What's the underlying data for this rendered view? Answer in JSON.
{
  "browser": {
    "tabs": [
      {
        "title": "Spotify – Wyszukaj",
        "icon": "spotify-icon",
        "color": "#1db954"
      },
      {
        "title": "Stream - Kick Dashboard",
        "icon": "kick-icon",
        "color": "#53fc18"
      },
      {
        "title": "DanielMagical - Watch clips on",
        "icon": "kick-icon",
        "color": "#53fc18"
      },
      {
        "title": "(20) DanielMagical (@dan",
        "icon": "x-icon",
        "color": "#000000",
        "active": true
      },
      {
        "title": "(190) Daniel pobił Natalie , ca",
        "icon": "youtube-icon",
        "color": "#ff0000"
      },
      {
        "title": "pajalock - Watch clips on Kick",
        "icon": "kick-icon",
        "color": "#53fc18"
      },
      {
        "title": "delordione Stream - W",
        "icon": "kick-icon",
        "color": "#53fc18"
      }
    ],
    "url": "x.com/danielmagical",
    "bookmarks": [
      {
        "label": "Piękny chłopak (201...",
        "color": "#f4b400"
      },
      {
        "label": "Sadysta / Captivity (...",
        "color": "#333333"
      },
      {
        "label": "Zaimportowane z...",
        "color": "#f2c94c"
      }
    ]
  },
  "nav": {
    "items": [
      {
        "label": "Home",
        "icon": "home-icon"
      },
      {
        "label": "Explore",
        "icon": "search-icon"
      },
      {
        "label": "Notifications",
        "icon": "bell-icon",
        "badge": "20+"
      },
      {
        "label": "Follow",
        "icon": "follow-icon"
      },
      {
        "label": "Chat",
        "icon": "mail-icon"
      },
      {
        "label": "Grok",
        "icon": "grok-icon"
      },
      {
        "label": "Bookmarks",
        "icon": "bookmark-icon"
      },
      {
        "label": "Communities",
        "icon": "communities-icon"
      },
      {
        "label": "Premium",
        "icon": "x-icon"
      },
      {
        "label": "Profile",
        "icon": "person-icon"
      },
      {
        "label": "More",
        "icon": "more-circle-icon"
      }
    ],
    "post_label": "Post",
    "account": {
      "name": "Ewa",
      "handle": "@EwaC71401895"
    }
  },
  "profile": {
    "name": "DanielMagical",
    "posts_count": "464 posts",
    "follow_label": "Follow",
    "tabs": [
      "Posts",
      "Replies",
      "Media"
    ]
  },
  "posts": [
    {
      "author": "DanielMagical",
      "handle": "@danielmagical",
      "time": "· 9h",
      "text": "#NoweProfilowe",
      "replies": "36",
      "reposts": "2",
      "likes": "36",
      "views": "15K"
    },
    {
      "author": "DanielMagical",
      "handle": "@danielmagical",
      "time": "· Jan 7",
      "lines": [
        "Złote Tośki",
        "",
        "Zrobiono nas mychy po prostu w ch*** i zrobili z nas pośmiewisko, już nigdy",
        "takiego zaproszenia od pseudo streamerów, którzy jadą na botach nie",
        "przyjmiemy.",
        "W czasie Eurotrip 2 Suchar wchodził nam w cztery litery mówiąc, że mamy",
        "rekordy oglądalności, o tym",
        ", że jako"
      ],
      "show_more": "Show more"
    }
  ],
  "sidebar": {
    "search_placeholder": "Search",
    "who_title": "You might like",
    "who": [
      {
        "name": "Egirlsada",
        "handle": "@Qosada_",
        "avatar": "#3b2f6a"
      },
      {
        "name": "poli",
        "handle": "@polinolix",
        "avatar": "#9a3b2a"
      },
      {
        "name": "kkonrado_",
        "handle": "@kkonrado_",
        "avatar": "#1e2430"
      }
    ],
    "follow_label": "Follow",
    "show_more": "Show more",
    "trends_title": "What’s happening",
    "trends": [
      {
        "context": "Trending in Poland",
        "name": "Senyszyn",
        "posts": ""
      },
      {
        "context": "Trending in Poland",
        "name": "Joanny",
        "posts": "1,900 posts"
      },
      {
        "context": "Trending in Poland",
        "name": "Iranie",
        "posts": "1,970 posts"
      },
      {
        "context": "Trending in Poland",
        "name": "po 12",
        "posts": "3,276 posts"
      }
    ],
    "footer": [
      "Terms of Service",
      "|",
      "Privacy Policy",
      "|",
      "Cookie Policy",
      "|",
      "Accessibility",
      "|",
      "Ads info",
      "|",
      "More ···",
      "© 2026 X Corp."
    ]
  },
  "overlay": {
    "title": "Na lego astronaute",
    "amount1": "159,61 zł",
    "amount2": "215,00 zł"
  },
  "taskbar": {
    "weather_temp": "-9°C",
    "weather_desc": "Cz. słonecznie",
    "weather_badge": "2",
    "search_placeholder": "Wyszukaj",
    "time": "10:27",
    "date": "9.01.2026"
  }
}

## Goal
Write the listing out again, exactly as it reads.

## Finished exercise
What's the underlying data for this rendered view? Answer in JSON.
{
  "browser": {
    "tabs": [
      {
        "title": "Spotify – Wyszukaj",
        "icon": "spotify-icon",
        "color": "#1db954"
      },
      {
        "title": "Stream - Kick Dashboard",
        "icon": "kick-icon",
        "color": "#53fc18"
      },
      {
        "title": "DanielMagical - Watch clips on",
        "icon": "kick-icon",
        "color": "#53fc18"
      },
      {
        "title": "(20) DanielMagical (@dan",
        "icon": "x-icon",
        "color": "#000000",
        "active": true
      },
      {
        "title": "(190) Daniel pobił Natalie , ca",
        "icon": "youtube-icon",
        "color": "#ff0000"
      },
      {
        "title": "pajalock - Watch clips on Kick",
        "icon": "kick-icon",
        "color": "#53fc18"
      },
      {
        "title": "delordione Stream - W",
        "icon": "kick-icon",
        "color": "#53fc18"
      }
    ],
    "url": "x.com/danielmagical",
    "bookmarks": [
      {
        "label": "Piękny chłopak (201...",
        "color": "#f4b400"
      },
      {
        "label": "Sadysta / Captivity (...",
        "color": "#333333"
      },
      {
        "label": "Zaimportowane z...",
        "color": "#f2c94c"
      }
    ]
  },
  "nav": {
    "items": [
      {
        "label": "Home",
        "icon": "home-icon"
      },
      {
        "label": "Explore",
        "icon": "search-icon"
      },
      {
        "label": "Notifications",
        "icon": "bell-icon",
        "badge": "20+"
      },
      {
        "label": "Follow",
        "icon": "follow-icon"
      },
      {
        "label": "Chat",
        "icon": "mail-icon"
      },
      {
        "label": "Grok",
        "icon": "grok-icon"
      },
      {
        "label": "Bookmarks",
        "icon": "bookmark-icon"
      },
      {
        "label": "Communities",
        "icon": "communities-icon"
      },
      {
        "label": "Premium",
        "icon": "x-icon"
      },
      {
        "label": "Profile",
        "icon": "person-icon"
      },
      {
        "label": "More",
        "icon": "more-circle-icon"
      }
    ],
    "post_label": "Post",
    "account": {
      "name": "Ewa",
      "handle": "@EwaC71401895"
    }
  },
  "profile": {
    "name": "DanielMagical",
    "posts_count": "464 posts",
    "follow_label": "Follow",
    "tabs": [
      "Posts",
      "Replies",
      "Media"
    ]
  },
  "posts": [
    {
      "author": "DanielMagical",
      "handle": "@danielmagical",
      "time": "· 9h",
      "text": "#NoweProfilowe",
      "replies": "36",
      "reposts": "2",
      "likes": "36",
      "views": "15K"
    },
    {
      "author": "DanielMagical",
      "handle": "@danielmagical",
      "time": "· Jan 7",
      "lines": [
        "Złote Tośki",
        "",
        "Zrobiono nas mychy po prostu w ch*** i zrobili z nas pośmiewisko, już nigdy",
        "takiego zaproszenia od pseudo streamerów, którzy jadą na botach nie",
        "przyjmiemy.",
        "W czasie Eurotrip 2 Suchar wchodził nam w cztery litery mówiąc, że mamy",
        "rekordy oglądalności, o tym",
        ", że jako"
      ],
      "show_more": "Show more"
    }
  ],
  "sidebar": {
    "search_placeholder": "Search",
    "who_title": "You might like",
    "who": [
      {
        "name": "Egirlsada",
        "handle": "@Qosada_",
        "avatar": "#3b2f6a"
      },
      {
        "name": "poli",
        "handle": "@polinolix",
        "avatar": "#9a3b2a"
      },
      {
        "name": "kkonrado_",
        "handle": "@kkonrado_",
        "avatar": "#1e2430"
      }
    ],
    "follow_label": "Follow",
    "show_more": "Show more",
    "trends_title": "What’s happening",
    "trends": [
      {
        "context": "Trending in Poland",
        "name": "Senyszyn",
        "posts": ""
      },
      {
        "context": "Trending in Poland",
        "name": "Joanny",
        "posts": "1,900 posts"
      },
      {
        "context": "Trending in Poland",
        "name": "Iranie",
        "posts": "1,970 posts"
      },
      {
        "context": "Trending in Poland",
        "name": "po 12",
        "posts": "3,276 posts"
      }
    ],
    "footer": [
      "Terms of Service",
      "|",
      "Privacy Policy",
      "|",
      "Cookie Policy",
      "|",
      "Accessibility",
      "|",
      "Ads info",
      "|",
      "More ···",
      "© 2026 X Corp."
    ]
  },
  "overlay": {
    "title": "Na lego astronaute",
    "amount1": "159,61 zł",
    "amount2": "215,00 zł"
  },
  "taskbar": {
    "weather_temp": "-9°C",
    "weather_desc": "Cz. słonecznie",
    "weather_badge": "2",
    "search_placeholder": "Wyszukaj",
    "time": "10:27",
    "date": "9.01.2026"
  }
}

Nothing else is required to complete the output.